(Rows from a dataset)
=======
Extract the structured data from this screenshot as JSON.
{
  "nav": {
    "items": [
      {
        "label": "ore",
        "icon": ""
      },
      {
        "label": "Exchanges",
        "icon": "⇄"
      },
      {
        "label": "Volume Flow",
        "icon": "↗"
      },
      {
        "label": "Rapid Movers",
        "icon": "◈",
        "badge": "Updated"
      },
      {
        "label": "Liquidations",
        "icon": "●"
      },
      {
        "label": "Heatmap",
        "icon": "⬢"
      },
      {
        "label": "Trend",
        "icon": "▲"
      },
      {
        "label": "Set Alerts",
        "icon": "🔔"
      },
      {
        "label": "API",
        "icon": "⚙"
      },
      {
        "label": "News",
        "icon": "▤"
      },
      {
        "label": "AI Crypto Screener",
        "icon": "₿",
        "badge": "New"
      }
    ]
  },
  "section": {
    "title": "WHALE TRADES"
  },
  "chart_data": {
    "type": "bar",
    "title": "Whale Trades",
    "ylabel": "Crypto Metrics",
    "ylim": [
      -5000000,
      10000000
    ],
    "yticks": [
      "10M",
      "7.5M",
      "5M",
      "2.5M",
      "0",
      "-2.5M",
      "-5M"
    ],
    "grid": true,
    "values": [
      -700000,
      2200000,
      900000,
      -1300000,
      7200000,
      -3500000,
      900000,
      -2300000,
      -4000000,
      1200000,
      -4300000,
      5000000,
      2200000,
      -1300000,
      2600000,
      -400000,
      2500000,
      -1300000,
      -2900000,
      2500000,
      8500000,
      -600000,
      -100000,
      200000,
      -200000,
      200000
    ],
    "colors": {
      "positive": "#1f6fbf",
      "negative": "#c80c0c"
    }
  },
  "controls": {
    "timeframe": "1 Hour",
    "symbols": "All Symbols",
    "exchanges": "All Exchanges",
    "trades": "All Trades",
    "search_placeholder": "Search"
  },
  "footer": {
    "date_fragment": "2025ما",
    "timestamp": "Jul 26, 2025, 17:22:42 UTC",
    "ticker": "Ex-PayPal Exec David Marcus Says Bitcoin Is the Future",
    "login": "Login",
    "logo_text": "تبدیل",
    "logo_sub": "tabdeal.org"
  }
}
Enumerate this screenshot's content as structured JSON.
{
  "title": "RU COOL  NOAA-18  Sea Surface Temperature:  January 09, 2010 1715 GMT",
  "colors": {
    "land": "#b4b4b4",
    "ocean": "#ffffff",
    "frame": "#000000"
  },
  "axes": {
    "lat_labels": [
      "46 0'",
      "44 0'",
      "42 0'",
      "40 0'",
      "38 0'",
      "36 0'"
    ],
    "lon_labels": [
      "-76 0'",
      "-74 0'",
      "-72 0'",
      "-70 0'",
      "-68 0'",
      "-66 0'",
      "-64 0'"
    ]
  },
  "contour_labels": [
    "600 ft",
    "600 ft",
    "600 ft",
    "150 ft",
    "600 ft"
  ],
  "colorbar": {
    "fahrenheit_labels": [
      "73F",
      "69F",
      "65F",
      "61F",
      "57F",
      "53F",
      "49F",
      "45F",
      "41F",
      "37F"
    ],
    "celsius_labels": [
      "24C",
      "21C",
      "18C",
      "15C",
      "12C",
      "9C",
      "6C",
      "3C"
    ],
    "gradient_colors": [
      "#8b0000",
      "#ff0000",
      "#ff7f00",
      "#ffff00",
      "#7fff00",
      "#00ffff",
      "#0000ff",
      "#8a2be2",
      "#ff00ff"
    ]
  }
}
=======
*TASK TO CARRY OUT*
Copy out each line above, character for character.

*EXERCISE ANSWER*
Extract the structured data from this screenshot as JSON.
{
  "nav": {
    "items": [
      {
        "label": "ore",
        "icon": ""
      },
      {
        "label": "Exchanges",
        "icon": "⇄"
      },
      {
        "label": "Volume Flow",
        "icon": "↗"
      },
      {
        "label": "Rapid Movers",
        "icon": "◈",
        "badge": "Updated"
      },
      {
        "label": "Liquidations",
        "icon": "●"
      },
      {
        "label": "Heatmap",
        "icon": "⬢"
      },
      {
        "label": "Trend",
        "icon": "▲"
      },
      {
        "label": "Set Alerts",
        "icon": "🔔"
      },
      {
        "label": "API",
        "icon": "⚙"
      },
      {
        "label": "News",
        "icon": "▤"
      },
      {
        "label": "AI Crypto Screener",
        "icon": "₿",
        "badge": "New"
      }
    ]
  },
  "section": {
    "title": "WHALE TRADES"
  },
  "chart_data": {
    "type": "bar",
    "title": "Whale Trades",
    "ylabel": "Crypto Metrics",
    "ylim": [
      -5000000,
      10000000
    ],
    "yticks": [
      "10M",
      "7.5M",
      "5M",
      "2.5M",
      "0",
      "-2.5M",
      "-5M"
    ],
    "grid": true,
    "values": [
      -700000,
      2200000,
      900000,
      -1300000,
      7200000,
      -3500000,
      900000,
      -2300000,
      -4000000,
      1200000,
      -4300000,
      5000000,
      2200000,
      -1300000,
      2600000,
      -400000,
      2500000,
      -1300000,
      -2900000,
      2500000,
      8500000,
      -600000,
      -100000,
      200000,
      -200000,
      200000
    ],
    "colors": {
      "positive": "#1f6fbf",
      "negative": "#c80c0c"
    }
  },
  "controls": {
    "timeframe": "1 Hour",
    "symbols": "All Symbols",
    "exchanges": "All Exchanges",
    "trades": "All Trades",
    "search_placeholder": "Search"
  },
  "footer": {
    "date_fragment": "2025ما",
    "timestamp": "Jul 26, 2025, 17:22:42 UTC",
    "ticker": "Ex-PayPal Exec David Marcus Says Bitcoin Is the Future",
    "login": "Login",
    "logo_text": "تبدیل",
    "logo_sub": "tabdeal.org"
  }
}
Enumerate this screenshot's content as structured JSON.
{
  "title": "RU COOL  NOAA-18  Sea Surface Temperature:  January 09, 2010 1715 GMT",
  "colors": {
    "land": "#b4b4b4",
    "ocean": "#ffffff",
    "frame": "#000000"
  },
  "axes": {
    "lat_labels": [
      "46 0'",
      "44 0'",
      "42 0'",
      "40 0'",
      "38 0'",
      "36 0'"
    ],
    "lon_labels": [
      "-76 0'",
      "-74 0'",
      "-72 0'",
      "-70 0'",
      "-68 0'",
      "-66 0'",
      "-64 0'"
    ]
  },
  "contour_labels": [
    "600 ft",
    "600 ft",
    "600 ft",
    "150 ft",
    "600 ft"
  ],
  "colorbar": {
    "fahrenheit_labels": [
      "73F",
      "69F",
      "65F",
      "61F",
      "57F",
      "53F",
      "49F",
      "45F",
      "41F",
      "37F"
    ],
    "celsius_labels": [
      "24C",
      "21C",
      "18C",
      "15C",
      "12C",
      "9C",
      "6C",
      "3C"
    ],
    "gradient_colors": [
      "#8b0000",
      "#ff0000",
      "#ff7f00",
      "#ffff00",
      "#7fff00",
      "#00ffff",
      "#0000ff",
      "#8a2be2",
      "#ff00ff"
    ]
  }
}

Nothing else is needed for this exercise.